• _Task details_:
You are to retype all of the data exactly as it appears.

• _Source data_:
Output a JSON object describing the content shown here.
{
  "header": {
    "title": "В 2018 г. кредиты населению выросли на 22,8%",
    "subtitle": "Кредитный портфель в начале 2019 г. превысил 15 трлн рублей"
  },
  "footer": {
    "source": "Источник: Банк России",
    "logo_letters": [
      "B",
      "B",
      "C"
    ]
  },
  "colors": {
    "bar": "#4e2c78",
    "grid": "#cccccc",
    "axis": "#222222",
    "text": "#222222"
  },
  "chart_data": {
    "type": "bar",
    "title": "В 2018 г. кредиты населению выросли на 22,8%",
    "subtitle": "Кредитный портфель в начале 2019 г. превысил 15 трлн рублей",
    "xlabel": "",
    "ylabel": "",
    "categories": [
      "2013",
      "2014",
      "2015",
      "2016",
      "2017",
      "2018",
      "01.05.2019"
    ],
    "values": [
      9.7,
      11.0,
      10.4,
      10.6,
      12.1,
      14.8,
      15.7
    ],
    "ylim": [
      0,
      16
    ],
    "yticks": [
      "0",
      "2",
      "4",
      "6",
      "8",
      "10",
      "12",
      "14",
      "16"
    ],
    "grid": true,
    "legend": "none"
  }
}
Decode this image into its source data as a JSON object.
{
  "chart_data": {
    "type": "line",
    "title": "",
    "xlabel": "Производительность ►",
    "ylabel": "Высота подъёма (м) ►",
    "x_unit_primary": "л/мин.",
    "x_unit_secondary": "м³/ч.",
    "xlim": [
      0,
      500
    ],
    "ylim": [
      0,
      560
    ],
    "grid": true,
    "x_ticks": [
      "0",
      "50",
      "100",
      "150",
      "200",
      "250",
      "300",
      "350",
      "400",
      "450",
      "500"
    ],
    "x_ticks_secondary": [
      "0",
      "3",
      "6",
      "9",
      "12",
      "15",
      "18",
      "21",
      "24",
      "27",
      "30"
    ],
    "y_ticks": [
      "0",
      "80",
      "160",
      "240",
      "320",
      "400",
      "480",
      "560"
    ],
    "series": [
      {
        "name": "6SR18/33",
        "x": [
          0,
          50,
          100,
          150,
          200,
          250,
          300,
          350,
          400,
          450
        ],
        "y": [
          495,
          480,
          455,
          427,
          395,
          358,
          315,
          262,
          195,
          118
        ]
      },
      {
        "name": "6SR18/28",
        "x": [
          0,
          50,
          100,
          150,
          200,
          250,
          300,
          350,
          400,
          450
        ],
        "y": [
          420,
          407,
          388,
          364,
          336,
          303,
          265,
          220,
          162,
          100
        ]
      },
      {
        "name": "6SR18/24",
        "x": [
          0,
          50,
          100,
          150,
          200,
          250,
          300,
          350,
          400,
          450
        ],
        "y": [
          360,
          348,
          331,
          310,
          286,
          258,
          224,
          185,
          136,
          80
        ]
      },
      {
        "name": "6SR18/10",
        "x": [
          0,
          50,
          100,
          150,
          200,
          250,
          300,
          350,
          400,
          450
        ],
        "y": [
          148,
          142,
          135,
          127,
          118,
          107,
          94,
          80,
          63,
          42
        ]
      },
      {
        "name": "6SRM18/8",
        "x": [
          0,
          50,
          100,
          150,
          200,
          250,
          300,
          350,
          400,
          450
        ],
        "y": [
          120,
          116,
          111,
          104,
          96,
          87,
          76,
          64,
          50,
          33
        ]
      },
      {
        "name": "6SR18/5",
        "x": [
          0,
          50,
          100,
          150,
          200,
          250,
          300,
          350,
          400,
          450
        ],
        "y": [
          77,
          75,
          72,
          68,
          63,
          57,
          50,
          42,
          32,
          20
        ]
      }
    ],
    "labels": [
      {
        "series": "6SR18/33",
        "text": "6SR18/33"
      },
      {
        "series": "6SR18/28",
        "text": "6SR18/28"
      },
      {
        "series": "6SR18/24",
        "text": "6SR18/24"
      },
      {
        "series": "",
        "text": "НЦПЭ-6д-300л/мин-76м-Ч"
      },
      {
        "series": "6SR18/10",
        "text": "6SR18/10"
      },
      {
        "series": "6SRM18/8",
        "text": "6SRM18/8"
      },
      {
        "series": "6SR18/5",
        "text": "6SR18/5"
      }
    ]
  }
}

• _Result_:
Output a JSON object describing the content shown here.
{
  "header": {
    "title": "В 2018 г. кредиты населению выросли на 22,8%",
    "subtitle": "Кредитный портфель в начале 2019 г. превысил 15 трлн рублей"
  },
  "footer": {
    "source": "Источник: Банк России",
    "logo_letters": [
      "B",
      "B",
      "C"
    ]
  },
  "colors": {
    "bar": "#4e2c78",
    "grid": "#cccccc",
    "axis": "#222222",
    "text": "#222222"
  },
  "chart_data": {
    "type": "bar",
    "title": "В 2018 г. кредиты населению выросли на 22,8%",
    "subtitle": "Кредитный портфель в начале 2019 г. превысил 15 трлн рублей",
    "xlabel": "",
    "ylabel": "",
    "categories": [
      "2013",
      "2014",
      "2015",
      "2016",
      "2017",
      "2018",
      "01.05.2019"
    ],
    "values": [
      9.7,
      11.0,
      10.4,
      10.6,
      12.1,
      14.8,
      15.7
    ],
    "ylim": [
      0,
      16
    ],
    "yticks": [
      "0",
      "2",
      "4",
      "6",
      "8",
      "10",
      "12",
      "14",
      "16"
    ],
    "grid": true,
    "legend": "none"
  }
}
Decode this image into its source data as a JSON object.
{
  "chart_data": {
    "type": "line",
    "title": "",
    "xlabel": "Производительность ►",
    "ylabel": "Высота подъёма (м) ►",
    "x_unit_primary": "л/мин.",
    "x_unit_secondary": "м³/ч.",
    "xlim": [
      0,
      500
    ],
    "ylim": [
      0,
      560
    ],
    "grid": true,
    "x_ticks": [
      "0",
      "50",
      "100",
      "150",
      "200",
      "250",
      "300",
      "350",
      "400",
      "450",
      "500"
    ],
    "x_ticks_secondary": [
      "0",
      "3",
      "6",
      "9",
      "12",
      "15",
      "18",
      "21",
      "24",
      "27",
      "30"
    ],
    "y_ticks": [
      "0",
      "80",
      "160",
      "240",
      "320",
      "400",
      "480",
      "560"
    ],
    "series": [
      {
        "name": "6SR18/33",
        "x": [
          0,
          50,
          100,
          150,
          200,
          250,
          300,
          350,
          400,
          450
        ],
        "y": [
          495,
          480,
          455,
          427,
          395,
          358,
          315,
          262,
          195,
          118
        ]
      },
      {
        "name": "6SR18/28",
        "x": [
          0,
          50,
          100,
          150,
          200,
          250,
          300,
          350,
          400,
          450
        ],
        "y": [
          420,
          407,
          388,
          364,
          336,
          303,
          265,
          220,
          162,
          100
        ]
      },
      {
        "name": "6SR18/24",
        "x": [
          0,
          50,
          100,
          150,
          200,
          250,
          300,
          350,
          400,
          450
        ],
        "y": [
          360,
          348,
          331,
          310,
          286,
          258,
          224,
          185,
          136,
          80
        ]
      },
      {
        "name": "6SR18/10",
        "x": [
          0,
          50,
          100,
          150,
          200,
          250,
          300,
          350,
          400,
          450
        ],
        "y": [
          148,
          142,
          135,
          127,
          118,
          107,
          94,
          80,
          63,
          42
        ]
      },
      {
        "name": "6SRM18/8",
        "x": [
          0,
          50,
          100,
          150,
          200,
          250,
          300,
          350,
          400,
          450
        ],
        "y": [
          120,
          116,
          111,
          104,
          96,
          87,
          76,
          64,
          50,
          33
        ]
      },
      {
        "name": "6SR18/5",
        "x": [
          0,
          50,
          100,
          150,
          200,
          250,
          300,
          350,
          400,
          450
        ],
        "y": [
          77,
          75,
          72,
          68,
          63,
          57,
          50,
          42,
          32,
          20
        ]
      }
    ],
    "labels": [
      {
        "series": "6SR18/33",
        "text": "6SR18/33"
      },
      {
        "series": "6SR18/28",
        "text": "6SR18/28"
      },
      {
        "series": "6SR18/24",
        "text": "6SR18/24"
      },
      {
        "series": "",
        "text": "НЦПЭ-6д-300л/мин-76м-Ч"
      },
      {
        "series": "6SR18/10",
        "text": "6SR18/10"
      },
      {
        "series": "6SRM18/8",
        "text": "6SRM18/8"
      },
      {
        "series": "6SR18/5",
        "text": "6SR18/5"
      }
    ]
  }
}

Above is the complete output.